Data entries:
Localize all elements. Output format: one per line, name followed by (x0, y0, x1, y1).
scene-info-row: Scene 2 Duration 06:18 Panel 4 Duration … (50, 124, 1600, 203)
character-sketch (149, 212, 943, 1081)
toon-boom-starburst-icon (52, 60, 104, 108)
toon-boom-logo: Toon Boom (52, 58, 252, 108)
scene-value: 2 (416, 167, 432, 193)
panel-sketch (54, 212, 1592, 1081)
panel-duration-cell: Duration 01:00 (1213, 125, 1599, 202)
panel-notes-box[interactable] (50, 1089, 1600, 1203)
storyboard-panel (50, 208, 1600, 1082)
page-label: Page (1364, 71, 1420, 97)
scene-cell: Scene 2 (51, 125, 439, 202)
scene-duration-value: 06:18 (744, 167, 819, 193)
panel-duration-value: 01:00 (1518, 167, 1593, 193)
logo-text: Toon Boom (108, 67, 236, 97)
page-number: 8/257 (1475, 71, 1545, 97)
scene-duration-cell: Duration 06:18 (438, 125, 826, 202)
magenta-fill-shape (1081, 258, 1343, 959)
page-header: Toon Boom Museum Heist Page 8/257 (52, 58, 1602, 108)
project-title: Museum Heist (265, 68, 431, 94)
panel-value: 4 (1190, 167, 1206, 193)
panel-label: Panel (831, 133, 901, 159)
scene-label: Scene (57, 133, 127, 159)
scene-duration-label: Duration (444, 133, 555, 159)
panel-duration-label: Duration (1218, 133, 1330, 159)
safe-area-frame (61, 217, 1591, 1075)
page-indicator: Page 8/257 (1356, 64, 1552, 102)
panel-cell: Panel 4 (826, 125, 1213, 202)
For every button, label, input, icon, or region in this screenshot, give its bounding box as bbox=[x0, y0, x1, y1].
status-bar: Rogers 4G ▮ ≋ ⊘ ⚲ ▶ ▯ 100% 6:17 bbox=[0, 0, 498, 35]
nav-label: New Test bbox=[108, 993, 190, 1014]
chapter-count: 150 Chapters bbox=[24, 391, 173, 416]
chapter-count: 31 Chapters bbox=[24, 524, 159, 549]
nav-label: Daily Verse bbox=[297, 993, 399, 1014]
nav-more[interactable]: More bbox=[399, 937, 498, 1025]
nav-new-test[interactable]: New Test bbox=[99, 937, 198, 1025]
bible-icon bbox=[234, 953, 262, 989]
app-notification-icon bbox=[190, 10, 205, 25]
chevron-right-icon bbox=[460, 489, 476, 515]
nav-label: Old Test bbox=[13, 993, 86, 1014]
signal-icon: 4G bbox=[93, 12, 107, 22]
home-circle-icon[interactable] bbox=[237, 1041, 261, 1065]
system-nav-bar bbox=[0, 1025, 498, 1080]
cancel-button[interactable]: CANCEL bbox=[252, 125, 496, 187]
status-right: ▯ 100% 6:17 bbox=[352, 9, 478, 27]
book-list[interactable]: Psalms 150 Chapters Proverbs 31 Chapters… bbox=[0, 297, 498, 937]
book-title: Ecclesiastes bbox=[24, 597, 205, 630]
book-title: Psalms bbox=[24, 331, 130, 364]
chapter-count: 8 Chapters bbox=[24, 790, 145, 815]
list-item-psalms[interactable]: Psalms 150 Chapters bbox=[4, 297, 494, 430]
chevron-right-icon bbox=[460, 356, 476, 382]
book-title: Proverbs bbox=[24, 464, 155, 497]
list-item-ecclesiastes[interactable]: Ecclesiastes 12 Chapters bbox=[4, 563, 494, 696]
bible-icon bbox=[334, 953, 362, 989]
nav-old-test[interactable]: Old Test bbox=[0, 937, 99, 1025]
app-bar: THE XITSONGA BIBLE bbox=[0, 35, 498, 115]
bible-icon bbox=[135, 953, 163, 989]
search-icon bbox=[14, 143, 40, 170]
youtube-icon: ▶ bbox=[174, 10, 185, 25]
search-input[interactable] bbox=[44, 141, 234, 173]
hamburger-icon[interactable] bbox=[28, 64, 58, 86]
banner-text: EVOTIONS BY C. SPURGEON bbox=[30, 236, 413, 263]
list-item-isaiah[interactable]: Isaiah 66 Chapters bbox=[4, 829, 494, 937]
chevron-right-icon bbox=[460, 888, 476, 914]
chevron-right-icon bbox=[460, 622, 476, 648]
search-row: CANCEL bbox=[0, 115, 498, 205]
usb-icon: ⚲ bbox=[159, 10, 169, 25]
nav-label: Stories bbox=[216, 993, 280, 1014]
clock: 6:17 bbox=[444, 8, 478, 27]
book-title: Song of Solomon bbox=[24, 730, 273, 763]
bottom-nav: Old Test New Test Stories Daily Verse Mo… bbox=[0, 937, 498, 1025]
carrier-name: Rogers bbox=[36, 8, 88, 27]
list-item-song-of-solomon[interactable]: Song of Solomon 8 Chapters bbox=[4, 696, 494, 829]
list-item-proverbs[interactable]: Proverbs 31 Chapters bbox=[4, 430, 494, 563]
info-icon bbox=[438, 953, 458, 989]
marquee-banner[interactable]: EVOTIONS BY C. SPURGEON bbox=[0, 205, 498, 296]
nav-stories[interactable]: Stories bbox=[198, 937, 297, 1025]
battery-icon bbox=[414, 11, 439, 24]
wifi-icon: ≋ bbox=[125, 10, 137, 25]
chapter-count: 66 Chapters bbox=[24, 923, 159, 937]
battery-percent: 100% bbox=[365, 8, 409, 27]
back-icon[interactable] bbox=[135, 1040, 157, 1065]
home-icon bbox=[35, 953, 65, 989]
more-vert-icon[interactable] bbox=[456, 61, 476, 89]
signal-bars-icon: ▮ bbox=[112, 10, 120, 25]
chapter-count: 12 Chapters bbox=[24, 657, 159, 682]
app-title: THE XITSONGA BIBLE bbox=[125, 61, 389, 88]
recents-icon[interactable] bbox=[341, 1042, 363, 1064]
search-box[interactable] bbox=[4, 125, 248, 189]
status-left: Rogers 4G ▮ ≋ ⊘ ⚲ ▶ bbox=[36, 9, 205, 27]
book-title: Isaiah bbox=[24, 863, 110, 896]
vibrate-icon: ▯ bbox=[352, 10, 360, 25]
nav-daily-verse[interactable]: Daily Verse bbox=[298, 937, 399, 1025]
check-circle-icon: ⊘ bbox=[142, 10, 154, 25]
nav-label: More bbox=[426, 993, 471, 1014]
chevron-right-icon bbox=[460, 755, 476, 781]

• **Directions**:
Copy out every line of the material above word for word, keeping the original order.

• **Task output**:
Localize all elements. Output format: one per line, name followed by (x0, y0, x1, y1).
scene-info-row: Scene 2 Duration 06:18 Panel 4 Duration … (50, 124, 1600, 203)
character-sketch (149, 212, 943, 1081)
toon-boom-starburst-icon (52, 60, 104, 108)
toon-boom-logo: Toon Boom (52, 58, 252, 108)
scene-value: 2 (416, 167, 432, 193)
panel-sketch (54, 212, 1592, 1081)
panel-duration-cell: Duration 01:00 (1213, 125, 1599, 202)
panel-notes-box[interactable] (50, 1089, 1600, 1203)
storyboard-panel (50, 208, 1600, 1082)
page-label: Page (1364, 71, 1420, 97)
scene-cell: Scene 2 (51, 125, 439, 202)
scene-duration-value: 06:18 (744, 167, 819, 193)
panel-duration-value: 01:00 (1518, 167, 1593, 193)
logo-text: Toon Boom (108, 67, 236, 97)
page-number: 8/257 (1475, 71, 1545, 97)
scene-duration-cell: Duration 06:18 (438, 125, 826, 202)
magenta-fill-shape (1081, 258, 1343, 959)
page-header: Toon Boom Museum Heist Page 8/257 (52, 58, 1602, 108)
project-title: Museum Heist (265, 68, 431, 94)
panel-value: 4 (1190, 167, 1206, 193)
panel-label: Panel (831, 133, 901, 159)
scene-label: Scene (57, 133, 127, 159)
scene-duration-label: Duration (444, 133, 555, 159)
panel-duration-label: Duration (1218, 133, 1330, 159)
safe-area-frame (61, 217, 1591, 1075)
page-indicator: Page 8/257 (1356, 64, 1552, 102)
panel-cell: Panel 4 (826, 125, 1213, 202)
For every button, label, input, icon, or region in this screenshot, give its bounding box as bbox=[x0, y0, x1, y1].
status-bar: Rogers 4G ▮ ≋ ⊘ ⚲ ▶ ▯ 100% 6:17 bbox=[0, 0, 498, 35]
nav-label: New Test bbox=[108, 993, 190, 1014]
chapter-count: 150 Chapters bbox=[24, 391, 173, 416]
chapter-count: 31 Chapters bbox=[24, 524, 159, 549]
nav-label: Daily Verse bbox=[297, 993, 399, 1014]
nav-more[interactable]: More bbox=[399, 937, 498, 1025]
nav-new-test[interactable]: New Test bbox=[99, 937, 198, 1025]
bible-icon bbox=[234, 953, 262, 989]
app-notification-icon bbox=[190, 10, 205, 25]
chevron-right-icon bbox=[460, 489, 476, 515]
nav-label: Old Test bbox=[13, 993, 86, 1014]
signal-icon: 4G bbox=[93, 12, 107, 22]
home-circle-icon[interactable] bbox=[237, 1041, 261, 1065]
system-nav-bar bbox=[0, 1025, 498, 1080]
cancel-button[interactable]: CANCEL bbox=[252, 125, 496, 187]
status-right: ▯ 100% 6:17 bbox=[352, 9, 478, 27]
book-list[interactable]: Psalms 150 Chapters Proverbs 31 Chapters… bbox=[0, 297, 498, 937]
book-title: Ecclesiastes bbox=[24, 597, 205, 630]
book-title: Psalms bbox=[24, 331, 130, 364]
chapter-count: 8 Chapters bbox=[24, 790, 145, 815]
list-item-psalms[interactable]: Psalms 150 Chapters bbox=[4, 297, 494, 430]
chevron-right-icon bbox=[460, 356, 476, 382]
book-title: Proverbs bbox=[24, 464, 155, 497]
list-item-ecclesiastes[interactable]: Ecclesiastes 12 Chapters bbox=[4, 563, 494, 696]
bible-icon bbox=[334, 953, 362, 989]
nav-old-test[interactable]: Old Test bbox=[0, 937, 99, 1025]
app-bar: THE XITSONGA BIBLE bbox=[0, 35, 498, 115]
bible-icon bbox=[135, 953, 163, 989]
search-icon bbox=[14, 143, 40, 170]
youtube-icon: ▶ bbox=[174, 10, 185, 25]
search-input[interactable] bbox=[44, 141, 234, 173]
hamburger-icon[interactable] bbox=[28, 64, 58, 86]
banner-text: EVOTIONS BY C. SPURGEON bbox=[30, 236, 413, 263]
list-item-isaiah[interactable]: Isaiah 66 Chapters bbox=[4, 829, 494, 937]
chevron-right-icon bbox=[460, 888, 476, 914]
chevron-right-icon bbox=[460, 622, 476, 648]
search-row: CANCEL bbox=[0, 115, 498, 205]
usb-icon: ⚲ bbox=[159, 10, 169, 25]
nav-label: Stories bbox=[216, 993, 280, 1014]
clock: 6:17 bbox=[444, 8, 478, 27]
book-title: Song of Solomon bbox=[24, 730, 273, 763]
bottom-nav: Old Test New Test Stories Daily Verse Mo… bbox=[0, 937, 498, 1025]
carrier-name: Rogers bbox=[36, 8, 88, 27]
list-item-song-of-solomon[interactable]: Song of Solomon 8 Chapters bbox=[4, 696, 494, 829]
list-item-proverbs[interactable]: Proverbs 31 Chapters bbox=[4, 430, 494, 563]
info-icon bbox=[438, 953, 458, 989]
marquee-banner[interactable]: EVOTIONS BY C. SPURGEON bbox=[0, 205, 498, 296]
nav-stories[interactable]: Stories bbox=[198, 937, 297, 1025]
battery-icon bbox=[414, 11, 439, 24]
wifi-icon: ≋ bbox=[125, 10, 137, 25]
chapter-count: 66 Chapters bbox=[24, 923, 159, 937]
battery-percent: 100% bbox=[365, 8, 409, 27]
back-icon[interactable] bbox=[135, 1040, 157, 1065]
home-icon bbox=[35, 953, 65, 989]
more-vert-icon[interactable] bbox=[456, 61, 476, 89]
signal-bars-icon: ▮ bbox=[112, 10, 120, 25]
chapter-count: 12 Chapters bbox=[24, 657, 159, 682]
app-title: THE XITSONGA BIBLE bbox=[125, 61, 389, 88]
recents-icon[interactable] bbox=[341, 1042, 363, 1064]
search-box[interactable] bbox=[4, 125, 248, 189]
status-left: Rogers 4G ▮ ≋ ⊘ ⚲ ▶ bbox=[36, 9, 205, 27]
book-title: Isaiah bbox=[24, 863, 110, 896]
vibrate-icon: ▯ bbox=[352, 10, 360, 25]
nav-daily-verse[interactable]: Daily Verse bbox=[298, 937, 399, 1025]
check-circle-icon: ⊘ bbox=[142, 10, 154, 25]
nav-label: More bbox=[426, 993, 471, 1014]
chevron-right-icon bbox=[460, 755, 476, 781]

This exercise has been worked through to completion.